- [What the task requires]:
In the records below, find each line with the word "этажа" and copy it.

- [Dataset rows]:
• • • • • • •

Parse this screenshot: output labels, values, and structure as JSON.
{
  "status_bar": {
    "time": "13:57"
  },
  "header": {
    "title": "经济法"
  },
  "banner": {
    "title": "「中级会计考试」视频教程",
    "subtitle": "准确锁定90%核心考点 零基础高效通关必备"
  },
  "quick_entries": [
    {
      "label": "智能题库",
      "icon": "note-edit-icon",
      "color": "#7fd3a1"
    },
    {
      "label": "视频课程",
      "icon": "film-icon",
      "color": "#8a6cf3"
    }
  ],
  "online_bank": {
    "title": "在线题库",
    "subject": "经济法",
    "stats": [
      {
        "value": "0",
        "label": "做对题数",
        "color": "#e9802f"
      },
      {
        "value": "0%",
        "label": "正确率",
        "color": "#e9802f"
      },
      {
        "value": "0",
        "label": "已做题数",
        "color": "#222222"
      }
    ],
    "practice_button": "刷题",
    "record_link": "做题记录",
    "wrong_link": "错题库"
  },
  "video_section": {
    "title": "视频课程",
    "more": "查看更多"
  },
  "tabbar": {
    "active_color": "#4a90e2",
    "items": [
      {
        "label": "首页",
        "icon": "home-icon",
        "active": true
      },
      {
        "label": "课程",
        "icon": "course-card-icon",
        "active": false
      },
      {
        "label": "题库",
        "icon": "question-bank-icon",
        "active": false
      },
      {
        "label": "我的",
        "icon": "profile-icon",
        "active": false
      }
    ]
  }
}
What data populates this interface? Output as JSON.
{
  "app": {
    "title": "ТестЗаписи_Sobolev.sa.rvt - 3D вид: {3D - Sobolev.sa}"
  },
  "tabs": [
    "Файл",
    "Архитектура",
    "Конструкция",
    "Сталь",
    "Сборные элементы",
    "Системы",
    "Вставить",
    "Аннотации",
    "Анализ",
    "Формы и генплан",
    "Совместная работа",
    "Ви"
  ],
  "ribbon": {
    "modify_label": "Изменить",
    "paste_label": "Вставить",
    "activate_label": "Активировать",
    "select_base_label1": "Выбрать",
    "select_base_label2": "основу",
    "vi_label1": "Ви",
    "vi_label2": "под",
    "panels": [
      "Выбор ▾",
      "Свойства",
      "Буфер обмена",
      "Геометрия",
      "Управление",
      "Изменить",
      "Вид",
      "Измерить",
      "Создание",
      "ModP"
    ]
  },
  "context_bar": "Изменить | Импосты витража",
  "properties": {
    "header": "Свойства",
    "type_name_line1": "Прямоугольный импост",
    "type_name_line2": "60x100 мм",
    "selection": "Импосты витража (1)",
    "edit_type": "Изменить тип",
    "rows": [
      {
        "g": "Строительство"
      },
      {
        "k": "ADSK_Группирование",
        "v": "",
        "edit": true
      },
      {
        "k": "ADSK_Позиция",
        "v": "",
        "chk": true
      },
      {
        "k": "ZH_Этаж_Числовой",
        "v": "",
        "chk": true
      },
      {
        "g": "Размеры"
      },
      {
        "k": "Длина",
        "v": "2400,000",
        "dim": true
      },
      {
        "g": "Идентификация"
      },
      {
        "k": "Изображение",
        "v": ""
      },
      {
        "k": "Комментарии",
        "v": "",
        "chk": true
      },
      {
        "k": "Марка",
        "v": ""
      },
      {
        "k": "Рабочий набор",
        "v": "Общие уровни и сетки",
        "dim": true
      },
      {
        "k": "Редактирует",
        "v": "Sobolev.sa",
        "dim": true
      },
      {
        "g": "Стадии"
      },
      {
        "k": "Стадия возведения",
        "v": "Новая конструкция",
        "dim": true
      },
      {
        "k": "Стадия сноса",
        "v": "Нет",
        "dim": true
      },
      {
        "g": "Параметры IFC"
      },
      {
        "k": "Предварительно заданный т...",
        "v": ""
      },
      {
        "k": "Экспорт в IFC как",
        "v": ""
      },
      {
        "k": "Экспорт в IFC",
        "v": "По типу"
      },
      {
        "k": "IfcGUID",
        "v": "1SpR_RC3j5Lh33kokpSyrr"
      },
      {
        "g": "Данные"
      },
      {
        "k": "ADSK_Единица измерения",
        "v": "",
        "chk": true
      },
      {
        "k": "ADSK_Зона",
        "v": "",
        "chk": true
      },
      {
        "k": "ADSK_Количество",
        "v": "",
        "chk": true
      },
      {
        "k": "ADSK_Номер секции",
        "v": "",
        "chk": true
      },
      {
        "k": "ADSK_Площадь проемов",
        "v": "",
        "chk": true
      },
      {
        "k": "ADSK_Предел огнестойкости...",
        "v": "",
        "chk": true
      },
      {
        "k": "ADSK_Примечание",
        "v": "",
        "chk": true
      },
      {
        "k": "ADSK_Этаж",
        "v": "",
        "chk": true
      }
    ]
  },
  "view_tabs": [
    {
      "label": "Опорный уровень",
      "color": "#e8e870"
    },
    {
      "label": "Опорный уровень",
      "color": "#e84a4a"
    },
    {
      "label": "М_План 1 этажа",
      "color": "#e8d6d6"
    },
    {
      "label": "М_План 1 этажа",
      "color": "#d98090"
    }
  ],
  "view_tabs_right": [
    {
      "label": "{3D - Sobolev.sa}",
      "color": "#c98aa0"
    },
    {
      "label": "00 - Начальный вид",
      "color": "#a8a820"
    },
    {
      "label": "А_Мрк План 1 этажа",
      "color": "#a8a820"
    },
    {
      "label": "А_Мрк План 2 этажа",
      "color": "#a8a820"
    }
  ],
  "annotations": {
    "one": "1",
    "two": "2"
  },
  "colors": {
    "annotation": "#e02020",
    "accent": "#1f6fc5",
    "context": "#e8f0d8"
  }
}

• • • • • • •

- [Final result]:
      "label": "М_План 1 этажа",
      "label": "М_План 1 этажа",
      "label": "А_Мрк План 1 этажа",
      "label": "А_Мрк План 2 этажа",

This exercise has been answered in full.